(Dataset items)

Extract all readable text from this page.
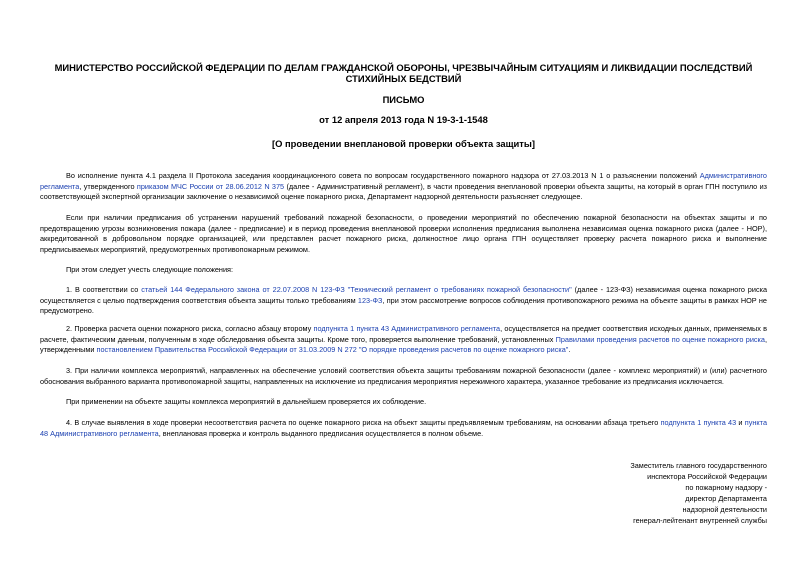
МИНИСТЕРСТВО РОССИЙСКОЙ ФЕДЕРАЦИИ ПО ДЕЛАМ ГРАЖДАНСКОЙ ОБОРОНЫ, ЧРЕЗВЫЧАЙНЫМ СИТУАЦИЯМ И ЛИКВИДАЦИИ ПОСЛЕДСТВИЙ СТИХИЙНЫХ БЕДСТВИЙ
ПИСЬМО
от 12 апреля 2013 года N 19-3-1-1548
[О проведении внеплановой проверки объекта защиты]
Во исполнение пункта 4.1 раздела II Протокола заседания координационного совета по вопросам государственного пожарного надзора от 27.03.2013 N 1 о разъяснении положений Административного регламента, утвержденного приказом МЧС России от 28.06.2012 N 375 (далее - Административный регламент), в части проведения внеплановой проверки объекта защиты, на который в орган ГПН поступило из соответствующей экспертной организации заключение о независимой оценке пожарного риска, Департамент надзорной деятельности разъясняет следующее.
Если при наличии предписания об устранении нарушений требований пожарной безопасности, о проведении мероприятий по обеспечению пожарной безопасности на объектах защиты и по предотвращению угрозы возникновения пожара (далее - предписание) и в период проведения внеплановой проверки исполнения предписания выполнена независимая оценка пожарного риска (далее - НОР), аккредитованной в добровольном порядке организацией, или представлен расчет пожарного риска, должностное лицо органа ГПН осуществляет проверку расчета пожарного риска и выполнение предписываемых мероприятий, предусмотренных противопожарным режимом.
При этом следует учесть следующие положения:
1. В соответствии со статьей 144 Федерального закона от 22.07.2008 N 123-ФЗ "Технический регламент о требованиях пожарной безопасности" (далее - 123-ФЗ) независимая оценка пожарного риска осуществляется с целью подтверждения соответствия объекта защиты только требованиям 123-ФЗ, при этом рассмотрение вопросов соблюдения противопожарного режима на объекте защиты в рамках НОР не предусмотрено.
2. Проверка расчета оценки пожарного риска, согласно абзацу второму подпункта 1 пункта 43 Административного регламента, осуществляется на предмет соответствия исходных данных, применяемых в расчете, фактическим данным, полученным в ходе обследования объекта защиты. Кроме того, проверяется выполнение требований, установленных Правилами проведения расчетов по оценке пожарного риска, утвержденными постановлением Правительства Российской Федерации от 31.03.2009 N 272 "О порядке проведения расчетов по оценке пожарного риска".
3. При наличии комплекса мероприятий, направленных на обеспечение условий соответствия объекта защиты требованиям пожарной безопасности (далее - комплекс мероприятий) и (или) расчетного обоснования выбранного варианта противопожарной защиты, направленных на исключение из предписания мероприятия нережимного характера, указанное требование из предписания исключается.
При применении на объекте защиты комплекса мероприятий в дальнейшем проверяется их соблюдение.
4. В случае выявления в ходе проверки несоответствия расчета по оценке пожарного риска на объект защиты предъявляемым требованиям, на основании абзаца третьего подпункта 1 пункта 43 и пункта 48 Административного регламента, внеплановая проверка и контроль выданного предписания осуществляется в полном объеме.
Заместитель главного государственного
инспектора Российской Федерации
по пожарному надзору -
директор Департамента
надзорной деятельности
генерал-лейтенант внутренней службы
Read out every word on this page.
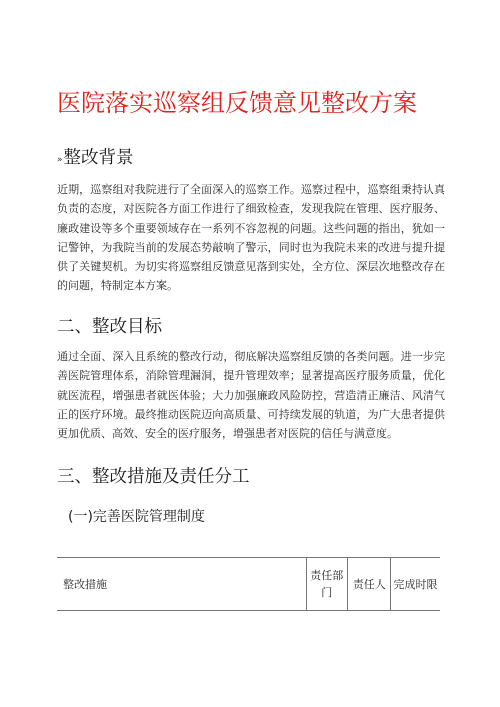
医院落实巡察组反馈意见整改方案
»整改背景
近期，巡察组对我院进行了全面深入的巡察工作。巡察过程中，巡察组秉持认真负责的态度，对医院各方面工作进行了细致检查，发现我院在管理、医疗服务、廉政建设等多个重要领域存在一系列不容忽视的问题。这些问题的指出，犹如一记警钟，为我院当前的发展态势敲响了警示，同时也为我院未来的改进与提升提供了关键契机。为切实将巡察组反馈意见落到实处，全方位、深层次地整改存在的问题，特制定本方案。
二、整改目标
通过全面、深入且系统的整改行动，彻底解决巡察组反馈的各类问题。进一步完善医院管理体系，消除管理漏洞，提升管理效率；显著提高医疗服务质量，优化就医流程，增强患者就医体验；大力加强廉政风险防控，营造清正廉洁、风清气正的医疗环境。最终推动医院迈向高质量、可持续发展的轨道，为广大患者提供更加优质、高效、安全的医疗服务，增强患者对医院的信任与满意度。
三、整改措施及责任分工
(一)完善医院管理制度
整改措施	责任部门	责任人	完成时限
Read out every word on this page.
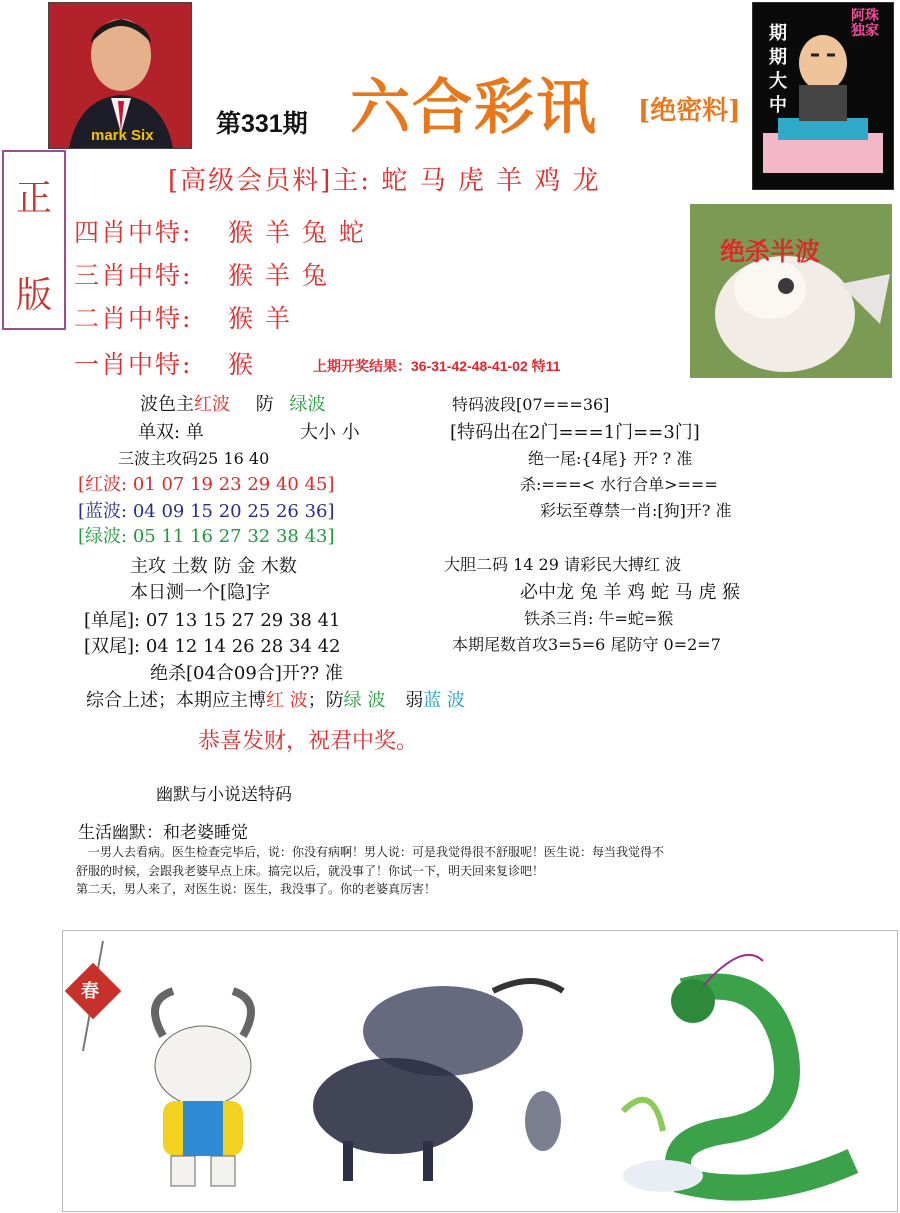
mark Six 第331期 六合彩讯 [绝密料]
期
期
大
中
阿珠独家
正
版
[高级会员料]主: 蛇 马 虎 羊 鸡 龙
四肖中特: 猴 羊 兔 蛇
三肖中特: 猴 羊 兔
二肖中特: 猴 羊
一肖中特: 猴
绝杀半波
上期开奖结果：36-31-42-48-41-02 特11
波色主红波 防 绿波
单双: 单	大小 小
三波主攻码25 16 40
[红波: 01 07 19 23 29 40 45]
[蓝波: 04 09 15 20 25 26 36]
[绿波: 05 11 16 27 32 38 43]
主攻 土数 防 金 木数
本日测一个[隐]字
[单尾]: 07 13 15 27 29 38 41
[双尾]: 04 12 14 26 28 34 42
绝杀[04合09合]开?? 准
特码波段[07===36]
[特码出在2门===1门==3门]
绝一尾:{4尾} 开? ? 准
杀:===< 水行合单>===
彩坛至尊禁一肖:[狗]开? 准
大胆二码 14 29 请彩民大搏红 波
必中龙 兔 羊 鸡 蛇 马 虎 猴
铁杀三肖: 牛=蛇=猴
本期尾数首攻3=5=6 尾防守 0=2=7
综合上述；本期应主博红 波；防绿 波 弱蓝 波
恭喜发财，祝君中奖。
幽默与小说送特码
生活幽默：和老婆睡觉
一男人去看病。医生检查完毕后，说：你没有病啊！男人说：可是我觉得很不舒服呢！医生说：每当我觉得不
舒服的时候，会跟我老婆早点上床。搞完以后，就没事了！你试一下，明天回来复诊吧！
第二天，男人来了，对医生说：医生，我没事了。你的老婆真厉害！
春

Do this —
Each entry shown above must be quoted exactly, with its pictures left out.

Finished answer —
Extract all readable text from this page.
МИНИСТЕРСТВО РОССИЙСКОЙ ФЕДЕРАЦИИ ПО ДЕЛАМ ГРАЖДАНСКОЙ ОБОРОНЫ, ЧРЕЗВЫЧАЙНЫМ СИТУАЦИЯМ И ЛИКВИДАЦИИ ПОСЛЕДСТВИЙ СТИХИЙНЫХ БЕДСТВИЙ
ПИСЬМО
от 12 апреля 2013 года N 19-3-1-1548
[О проведении внеплановой проверки объекта защиты]
Во исполнение пункта 4.1 раздела II Протокола заседания координационного совета по вопросам государственного пожарного надзора от 27.03.2013 N 1 о разъяснении положений Административного регламента, утвержденного приказом МЧС России от 28.06.2012 N 375 (далее - Административный регламент), в части проведения внеплановой проверки объекта защиты, на который в орган ГПН поступило из соответствующей экспертной организации заключение о независимой оценке пожарного риска, Департамент надзорной деятельности разъясняет следующее.
Если при наличии предписания об устранении нарушений требований пожарной безопасности, о проведении мероприятий по обеспечению пожарной безопасности на объектах защиты и по предотвращению угрозы возникновения пожара (далее - предписание) и в период проведения внеплановой проверки исполнения предписания выполнена независимая оценка пожарного риска (далее - НОР), аккредитованной в добровольном порядке организацией, или представлен расчет пожарного риска, должностное лицо органа ГПН осуществляет проверку расчета пожарного риска и выполнение предписываемых мероприятий, предусмотренных противопожарным режимом.
При этом следует учесть следующие положения:
1. В соответствии со статьей 144 Федерального закона от 22.07.2008 N 123-ФЗ "Технический регламент о требованиях пожарной безопасности" (далее - 123-ФЗ) независимая оценка пожарного риска осуществляется с целью подтверждения соответствия объекта защиты только требованиям 123-ФЗ, при этом рассмотрение вопросов соблюдения противопожарного режима на объекте защиты в рамках НОР не предусмотрено.
2. Проверка расчета оценки пожарного риска, согласно абзацу второму подпункта 1 пункта 43 Административного регламента, осуществляется на предмет соответствия исходных данных, применяемых в расчете, фактическим данным, полученным в ходе обследования объекта защиты. Кроме того, проверяется выполнение требований, установленных Правилами проведения расчетов по оценке пожарного риска, утвержденными постановлением Правительства Российской Федерации от 31.03.2009 N 272 "О порядке проведения расчетов по оценке пожарного риска".
3. При наличии комплекса мероприятий, направленных на обеспечение условий соответствия объекта защиты требованиям пожарной безопасности (далее - комплекс мероприятий) и (или) расчетного обоснования выбранного варианта противопожарной защиты, направленных на исключение из предписания мероприятия нережимного характера, указанное требование из предписания исключается.
При применении на объекте защиты комплекса мероприятий в дальнейшем проверяется их соблюдение.
4. В случае выявления в ходе проверки несоответствия расчета по оценке пожарного риска на объект защиты предъявляемым требованиям, на основании абзаца третьего подпункта 1 пункта 43 и пункта 48 Административного регламента, внеплановая проверка и контроль выданного предписания осуществляется в полном объеме.
Заместитель главного государственного
инспектора Российской Федерации
по пожарному надзору -
директор Департамента
надзорной деятельности
генерал-лейтенант внутренней службы
Read out every word on this page.
医院落实巡察组反馈意见整改方案
»整改背景
近期，巡察组对我院进行了全面深入的巡察工作。巡察过程中，巡察组秉持认真负责的态度，对医院各方面工作进行了细致检查，发现我院在管理、医疗服务、廉政建设等多个重要领域存在一系列不容忽视的问题。这些问题的指出，犹如一记警钟，为我院当前的发展态势敲响了警示，同时也为我院未来的改进与提升提供了关键契机。为切实将巡察组反馈意见落到实处，全方位、深层次地整改存在的问题，特制定本方案。
二、整改目标
通过全面、深入且系统的整改行动，彻底解决巡察组反馈的各类问题。进一步完善医院管理体系，消除管理漏洞，提升管理效率；显著提高医疗服务质量，优化就医流程，增强患者就医体验；大力加强廉政风险防控，营造清正廉洁、风清气正的医疗环境。最终推动医院迈向高质量、可持续发展的轨道，为广大患者提供更加优质、高效、安全的医疗服务，增强患者对医院的信任与满意度。
三、整改措施及责任分工
(一)完善医院管理制度
整改措施	责任部门	责任人	完成时限
Read out every word on this page.
mark Six 第331期 六合彩讯 [绝密料]
期
期
大
中
阿珠独家
正
版
[高级会员料]主: 蛇 马 虎 羊 鸡 龙
四肖中特: 猴 羊 兔 蛇
三肖中特: 猴 羊 兔
二肖中特: 猴 羊
一肖中特: 猴
绝杀半波
上期开奖结果：36-31-42-48-41-02 特11
波色主红波 防 绿波
单双: 单	大小 小
三波主攻码25 16 40
[红波: 01 07 19 23 29 40 45]
[蓝波: 04 09 15 20 25 26 36]
[绿波: 05 11 16 27 32 38 43]
主攻 土数 防 金 木数
本日测一个[隐]字
[单尾]: 07 13 15 27 29 38 41
[双尾]: 04 12 14 26 28 34 42
绝杀[04合09合]开?? 准
特码波段[07===36]
[特码出在2门===1门==3门]
绝一尾:{4尾} 开? ? 准
杀:===< 水行合单>===
彩坛至尊禁一肖:[狗]开? 准
大胆二码 14 29 请彩民大搏红 波
必中龙 兔 羊 鸡 蛇 马 虎 猴
铁杀三肖: 牛=蛇=猴
本期尾数首攻3=5=6 尾防守 0=2=7
综合上述；本期应主博红 波；防绿 波 弱蓝 波
恭喜发财，祝君中奖。
幽默与小说送特码
生活幽默：和老婆睡觉
一男人去看病。医生检查完毕后，说：你没有病啊！男人说：可是我觉得很不舒服呢！医生说：每当我觉得不
舒服的时候，会跟我老婆早点上床。搞完以后，就没事了！你试一下，明天回来复诊吧！
第二天，男人来了，对医生说：医生，我没事了。你的老婆真厉害！
春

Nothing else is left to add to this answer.